— BEGIN THE RECORDS —

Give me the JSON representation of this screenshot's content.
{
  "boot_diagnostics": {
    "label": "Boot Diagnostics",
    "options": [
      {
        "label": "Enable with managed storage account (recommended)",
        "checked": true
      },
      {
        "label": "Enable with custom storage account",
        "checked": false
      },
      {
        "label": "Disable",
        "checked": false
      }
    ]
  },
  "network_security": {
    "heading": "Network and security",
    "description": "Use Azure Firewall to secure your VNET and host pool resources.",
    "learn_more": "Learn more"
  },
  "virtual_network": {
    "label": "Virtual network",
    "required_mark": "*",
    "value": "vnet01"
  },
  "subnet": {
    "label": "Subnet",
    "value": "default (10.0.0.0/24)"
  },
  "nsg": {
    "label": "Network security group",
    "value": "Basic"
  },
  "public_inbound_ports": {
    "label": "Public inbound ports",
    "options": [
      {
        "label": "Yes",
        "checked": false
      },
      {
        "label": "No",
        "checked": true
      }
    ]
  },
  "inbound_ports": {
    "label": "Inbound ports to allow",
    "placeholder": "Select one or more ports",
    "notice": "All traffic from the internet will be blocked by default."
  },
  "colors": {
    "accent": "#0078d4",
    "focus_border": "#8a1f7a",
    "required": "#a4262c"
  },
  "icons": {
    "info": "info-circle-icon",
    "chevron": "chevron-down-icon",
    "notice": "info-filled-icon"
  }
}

— END THE RECORDS —

** REQUEST **
Print the listing above in its entirety, with every line exact.

** SOLUTION TO THE PROBLEM **
Give me the JSON representation of this screenshot's content.
{
  "boot_diagnostics": {
    "label": "Boot Diagnostics",
    "options": [
      {
        "label": "Enable with managed storage account (recommended)",
        "checked": true
      },
      {
        "label": "Enable with custom storage account",
        "checked": false
      },
      {
        "label": "Disable",
        "checked": false
      }
    ]
  },
  "network_security": {
    "heading": "Network and security",
    "description": "Use Azure Firewall to secure your VNET and host pool resources.",
    "learn_more": "Learn more"
  },
  "virtual_network": {
    "label": "Virtual network",
    "required_mark": "*",
    "value": "vnet01"
  },
  "subnet": {
    "label": "Subnet",
    "value": "default (10.0.0.0/24)"
  },
  "nsg": {
    "label": "Network security group",
    "value": "Basic"
  },
  "public_inbound_ports": {
    "label": "Public inbound ports",
    "options": [
      {
        "label": "Yes",
        "checked": false
      },
      {
        "label": "No",
        "checked": true
      }
    ]
  },
  "inbound_ports": {
    "label": "Inbound ports to allow",
    "placeholder": "Select one or more ports",
    "notice": "All traffic from the internet will be blocked by default."
  },
  "colors": {
    "accent": "#0078d4",
    "focus_border": "#8a1f7a",
    "required": "#a4262c"
  },
  "icons": {
    "info": "info-circle-icon",
    "chevron": "chevron-down-icon",
    "notice": "info-filled-icon"
  }
}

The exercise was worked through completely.